▼
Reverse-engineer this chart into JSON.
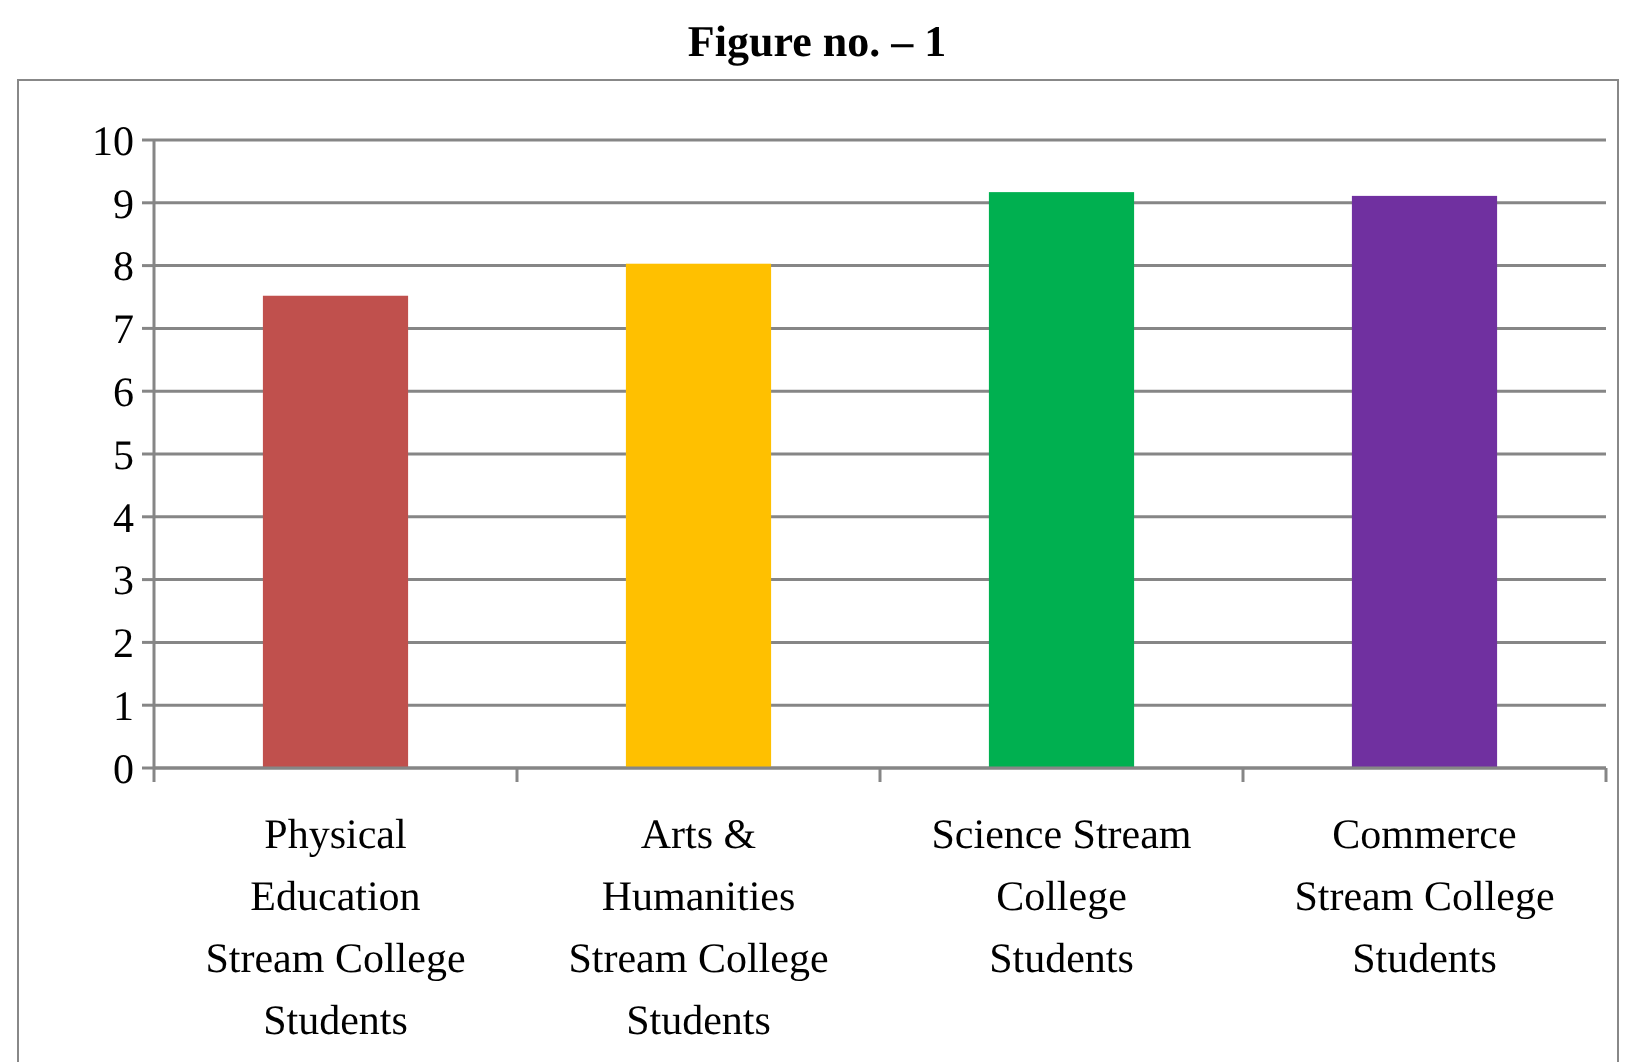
{
  "chart_data": {
    "type": "bar",
    "title": "Figure no. – 1",
    "categories": [
      "Physical Education Stream College Students",
      "Arts & Humanities Stream College Students",
      "Science Stream College Students",
      "Commerce Stream College Students"
    ],
    "values": [
      7.52,
      8.03,
      9.17,
      9.11
    ],
    "colors": [
      "#c0504d",
      "#ffc000",
      "#00b050",
      "#7030a0"
    ],
    "ylim": [
      0,
      10
    ],
    "yticks": [
      0,
      1,
      2,
      3,
      4,
      5,
      6,
      7,
      8,
      9,
      10
    ],
    "grid": "y"
  }
}
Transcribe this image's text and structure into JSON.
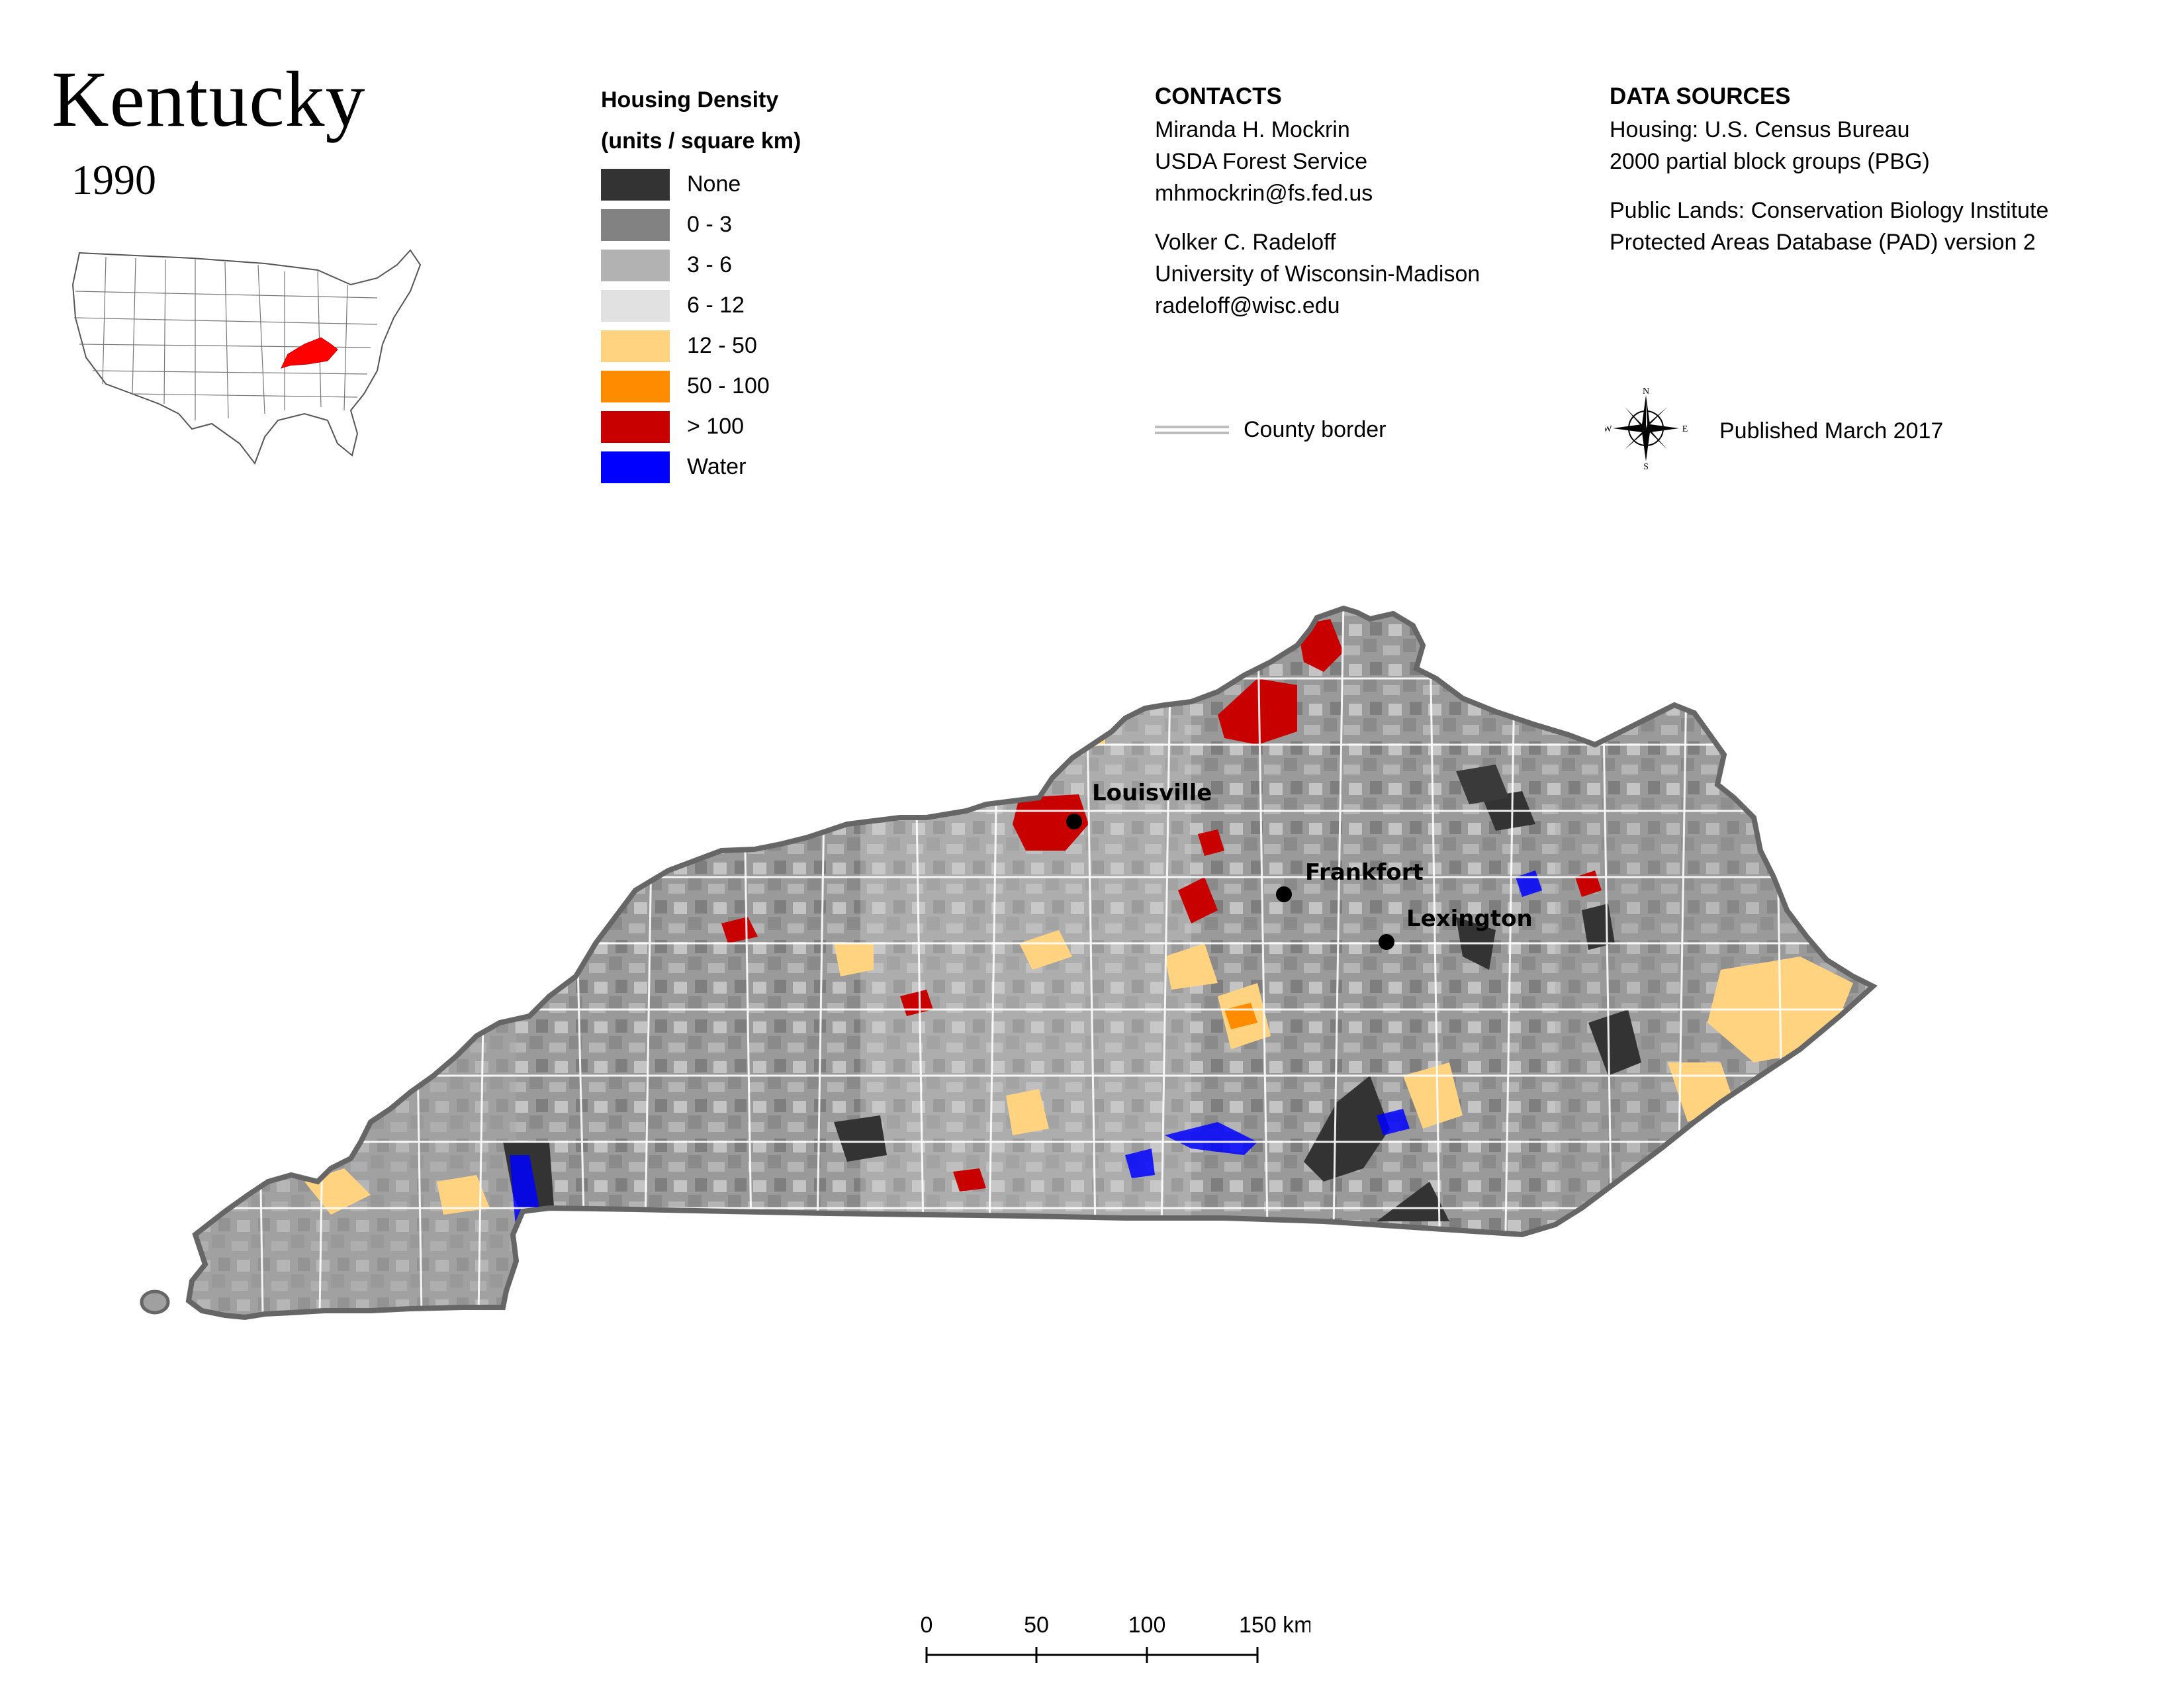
▲
§ **EXERCISE DESCRIPTION**
Leave out the pictures and give the rest of the records again exactly.

§ **EXERCISE RESULT**
Reverse-engineer this chart into JSON.
{
  "chart_data": {
    "type": "bar",
    "title": "Figure no. – 1",
    "categories": [
      "Physical Education Stream College Students",
      "Arts & Humanities Stream College Students",
      "Science Stream College Students",
      "Commerce Stream College Students"
    ],
    "values": [
      7.52,
      8.03,
      9.17,
      9.11
    ],
    "colors": [
      "#c0504d",
      "#ffc000",
      "#00b050",
      "#7030a0"
    ],
    "ylim": [
      0,
      10
    ],
    "yticks": [
      0,
      1,
      2,
      3,
      4,
      5,
      6,
      7,
      8,
      9,
      10
    ],
    "grid": "y"
  }
}
Transcribe this image's text and structure into JSON.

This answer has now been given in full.